Texto fornecido:
A administração Biden disse que a autorização depende apenas do presidente venezuelano Nicolás Maduro tomar medidas políticas adicionais.

Washington reiniciou discretamente o compromisso diplomático com a Venezuela, um aliado próximo da Rússia, no início deste mês. Na semana passada, Maduro libertou dois americanos presos, e Washington insistiu que outros também fossem libertados. Maduro expressou a vontade de retomar o diálogo com a oposição depois de suspender as negociações no México em outubro. As autoridades americanas querem um compromisso firme em discutir eleições livres.

A Chevron pretende começar a transferir petróleo pesado venezuelano para refinarias dos EUA já no próximo mês, uma vez que as importações americanas de petróleo russo sob contratos existentes poderão ser recebidas até 22 de abril.

Cerca de 672.000 barris por dia (bpd) de petróleo e produtos refinados vieram da Rússia no ano passado, disse ao Wall Street Journal (WSJ) Andy Lipow, presidente da Lipow Oil Associates em Houston, representando 8% das importações dos EUA.

O óleo bruto, cerca de apenas 200 mil bpd, representa 3% das compras americanas e alimenta refinarias que precisam de diferentes graus de petróleo, com maior teor de enxofre.

Nos últimos anos, o petróleo russo preencheu parte da lacuna criada pelas sanções à Venezuela e ao Irã, que prejudicaram o fluxo de tipos similares de petróleo desses países para refinarias na Costa do Golfo e de outras regiões americanas.

A Venezuela possui reservas provadas que somam 300,9 bilhões de barris de petróleo, 18% do total mundial, mas a maior parte do óleo é do tipo pesado.

Não está claro a rapidez com que o produto venezuelano poderá chegar ao mercado. A Chevron reduziu consideravelmente sua presença na Venezuela depois que Washington endureceu as sanções contra o país, em 2020.

A Chevron realizou conversações paralelas com a PDVSA para expandir a governança de suas joint ventures.

Qualquer acordo provavelmente será temporário, a menos que a Venezuela promova reformas em sua legislação petrolífera, que exige que a PDVSA seja a parte majoritária em qualquer joint venture.

Enquanto o atual presidente da PDVSA, Asdrubal Chavez, apoia um papel operacional expandido para a Chevron, alguns altos funcionários venezuelanos resistem à mudança.

No domingo (13), o Conselheiro de Segurança Nacional dos EUA, Jake Sullivan, disse à NBC que qualquer alívio de sanções para a Venezuela deve estar ligado a "medidas concretas" por Maduro.

Dados fornecidos:
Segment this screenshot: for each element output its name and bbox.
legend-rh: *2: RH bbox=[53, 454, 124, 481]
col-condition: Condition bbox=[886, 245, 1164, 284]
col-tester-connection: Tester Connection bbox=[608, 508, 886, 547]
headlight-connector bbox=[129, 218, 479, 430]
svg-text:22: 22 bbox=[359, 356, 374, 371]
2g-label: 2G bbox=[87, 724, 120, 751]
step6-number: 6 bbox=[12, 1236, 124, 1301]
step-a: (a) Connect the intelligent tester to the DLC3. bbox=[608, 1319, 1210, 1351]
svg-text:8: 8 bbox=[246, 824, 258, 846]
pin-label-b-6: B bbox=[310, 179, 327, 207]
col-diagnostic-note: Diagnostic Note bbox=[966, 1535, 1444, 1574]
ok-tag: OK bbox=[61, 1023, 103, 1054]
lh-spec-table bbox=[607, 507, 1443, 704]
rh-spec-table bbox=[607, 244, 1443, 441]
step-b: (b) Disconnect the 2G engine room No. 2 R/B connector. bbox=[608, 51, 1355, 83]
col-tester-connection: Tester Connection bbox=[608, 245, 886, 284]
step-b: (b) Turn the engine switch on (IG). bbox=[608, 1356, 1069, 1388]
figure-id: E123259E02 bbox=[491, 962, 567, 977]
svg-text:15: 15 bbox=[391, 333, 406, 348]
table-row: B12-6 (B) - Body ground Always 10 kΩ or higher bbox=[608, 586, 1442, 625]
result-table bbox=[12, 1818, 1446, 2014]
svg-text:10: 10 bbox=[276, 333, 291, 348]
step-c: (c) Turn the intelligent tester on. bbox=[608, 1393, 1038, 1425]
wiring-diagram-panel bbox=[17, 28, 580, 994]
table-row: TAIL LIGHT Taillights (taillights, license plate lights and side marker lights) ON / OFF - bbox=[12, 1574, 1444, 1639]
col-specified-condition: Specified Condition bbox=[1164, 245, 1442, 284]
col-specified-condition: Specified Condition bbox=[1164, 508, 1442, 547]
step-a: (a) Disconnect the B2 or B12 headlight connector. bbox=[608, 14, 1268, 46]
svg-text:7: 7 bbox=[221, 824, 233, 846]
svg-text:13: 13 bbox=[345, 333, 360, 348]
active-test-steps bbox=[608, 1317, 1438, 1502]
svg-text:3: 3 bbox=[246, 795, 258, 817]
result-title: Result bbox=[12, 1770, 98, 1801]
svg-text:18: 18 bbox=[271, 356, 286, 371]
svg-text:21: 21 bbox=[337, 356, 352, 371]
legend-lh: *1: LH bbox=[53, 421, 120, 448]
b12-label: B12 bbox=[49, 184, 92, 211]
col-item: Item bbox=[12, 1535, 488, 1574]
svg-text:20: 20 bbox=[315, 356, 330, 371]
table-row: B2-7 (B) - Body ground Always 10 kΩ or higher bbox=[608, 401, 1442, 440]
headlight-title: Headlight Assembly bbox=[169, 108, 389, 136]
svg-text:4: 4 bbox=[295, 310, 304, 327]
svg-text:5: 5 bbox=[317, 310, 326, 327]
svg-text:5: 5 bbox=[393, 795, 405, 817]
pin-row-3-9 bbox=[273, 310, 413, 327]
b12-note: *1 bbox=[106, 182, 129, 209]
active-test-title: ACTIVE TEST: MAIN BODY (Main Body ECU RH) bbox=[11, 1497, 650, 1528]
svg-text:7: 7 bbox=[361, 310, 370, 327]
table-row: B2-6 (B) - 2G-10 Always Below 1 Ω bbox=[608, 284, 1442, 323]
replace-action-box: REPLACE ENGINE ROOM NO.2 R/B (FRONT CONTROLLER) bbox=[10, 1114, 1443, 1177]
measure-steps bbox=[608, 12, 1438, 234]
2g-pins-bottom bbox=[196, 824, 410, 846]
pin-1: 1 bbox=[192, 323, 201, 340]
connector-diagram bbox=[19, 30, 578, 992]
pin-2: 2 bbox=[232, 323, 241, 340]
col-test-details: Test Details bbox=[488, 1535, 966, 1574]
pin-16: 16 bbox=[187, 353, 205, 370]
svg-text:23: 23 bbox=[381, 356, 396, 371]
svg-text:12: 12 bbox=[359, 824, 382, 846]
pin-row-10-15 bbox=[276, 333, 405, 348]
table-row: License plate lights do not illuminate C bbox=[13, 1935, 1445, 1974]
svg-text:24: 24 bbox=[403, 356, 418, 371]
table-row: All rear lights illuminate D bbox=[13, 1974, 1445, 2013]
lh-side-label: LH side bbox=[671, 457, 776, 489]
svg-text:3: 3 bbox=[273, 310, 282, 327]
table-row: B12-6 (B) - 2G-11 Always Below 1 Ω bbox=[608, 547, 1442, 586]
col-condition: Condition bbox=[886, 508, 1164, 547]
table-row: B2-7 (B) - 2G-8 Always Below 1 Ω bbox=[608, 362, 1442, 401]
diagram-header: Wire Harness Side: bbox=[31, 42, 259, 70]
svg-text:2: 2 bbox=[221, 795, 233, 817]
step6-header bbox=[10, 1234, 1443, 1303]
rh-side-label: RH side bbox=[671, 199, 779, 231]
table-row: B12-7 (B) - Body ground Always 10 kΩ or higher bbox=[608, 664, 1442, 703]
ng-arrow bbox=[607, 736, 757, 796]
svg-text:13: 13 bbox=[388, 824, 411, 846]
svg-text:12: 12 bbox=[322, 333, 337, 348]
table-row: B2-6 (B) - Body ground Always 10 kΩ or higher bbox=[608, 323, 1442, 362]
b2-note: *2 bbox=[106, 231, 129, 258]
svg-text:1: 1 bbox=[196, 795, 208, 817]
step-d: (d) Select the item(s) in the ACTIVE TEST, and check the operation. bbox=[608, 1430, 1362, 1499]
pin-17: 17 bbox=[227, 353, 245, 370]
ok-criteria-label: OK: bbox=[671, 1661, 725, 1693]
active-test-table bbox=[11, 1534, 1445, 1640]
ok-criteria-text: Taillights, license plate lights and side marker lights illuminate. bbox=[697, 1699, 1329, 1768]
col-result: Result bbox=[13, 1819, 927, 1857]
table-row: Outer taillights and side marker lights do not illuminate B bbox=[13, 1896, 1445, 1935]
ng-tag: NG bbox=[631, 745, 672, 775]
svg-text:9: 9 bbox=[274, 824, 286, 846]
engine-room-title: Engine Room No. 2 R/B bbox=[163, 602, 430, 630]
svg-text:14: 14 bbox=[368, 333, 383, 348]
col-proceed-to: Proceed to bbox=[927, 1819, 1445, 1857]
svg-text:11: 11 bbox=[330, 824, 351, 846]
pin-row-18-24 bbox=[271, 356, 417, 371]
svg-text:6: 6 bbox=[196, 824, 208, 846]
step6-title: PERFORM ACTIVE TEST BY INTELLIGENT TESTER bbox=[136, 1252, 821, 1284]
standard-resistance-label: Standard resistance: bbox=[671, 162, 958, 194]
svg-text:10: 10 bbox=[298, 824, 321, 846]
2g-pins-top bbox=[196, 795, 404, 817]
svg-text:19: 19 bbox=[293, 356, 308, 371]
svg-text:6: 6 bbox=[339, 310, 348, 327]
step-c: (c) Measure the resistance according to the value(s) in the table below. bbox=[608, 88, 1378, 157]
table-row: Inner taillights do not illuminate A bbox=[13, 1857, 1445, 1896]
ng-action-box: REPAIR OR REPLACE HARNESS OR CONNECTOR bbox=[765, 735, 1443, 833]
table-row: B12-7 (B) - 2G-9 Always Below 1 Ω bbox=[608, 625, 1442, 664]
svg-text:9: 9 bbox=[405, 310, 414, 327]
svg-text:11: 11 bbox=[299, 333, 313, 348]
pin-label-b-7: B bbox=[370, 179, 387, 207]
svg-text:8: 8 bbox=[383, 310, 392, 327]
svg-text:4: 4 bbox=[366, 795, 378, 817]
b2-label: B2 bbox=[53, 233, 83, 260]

Enunciado 1:
Extraia do texto sobre o petróleo venezuelano o trecho entre "A administração Biden" e "discutir eleições livres.", inclusive, sem nenhuma alteração.
Enunciado 2:
Reescreva em forma de lista o parágrafo do texto sobre o petróleo venezuelano que começa com "Washington reiniciou discretamente", mantendo os fatos principais.

Solução 1:
A administração Biden disse que a autorização depende apenas do presidente venezuelano Nicolás Maduro tomar medidas políticas adicionais.

Washington reiniciou discretamente o compromisso diplomático com a Venezuela, um aliado próximo da Rússia, no início deste mês. Na semana passada, Maduro libertou dois americanos presos, e Washington insistiu que outros também fossem libertados. Maduro expressou a vontade de retomar o diálogo com a oposição depois de suspender as negociações no México em outubro. As autoridades americanas querem um compromisso firme em discutir eleições livres.

Solução 2:
- No início deste mês, Washington retomou discretamente o compromisso diplomático com a Venezuela, aliado próximo da Rússia.
- Na semana passada, Maduro libertou dois americanos presos, e Washington insistiu na libertação de outros.
- Maduro manifestou vontade de retomar o diálogo com a oposição, depois de suspender as negociações no México em outubro.
- As autoridades americanas querem um compromisso firme de discutir eleições livres.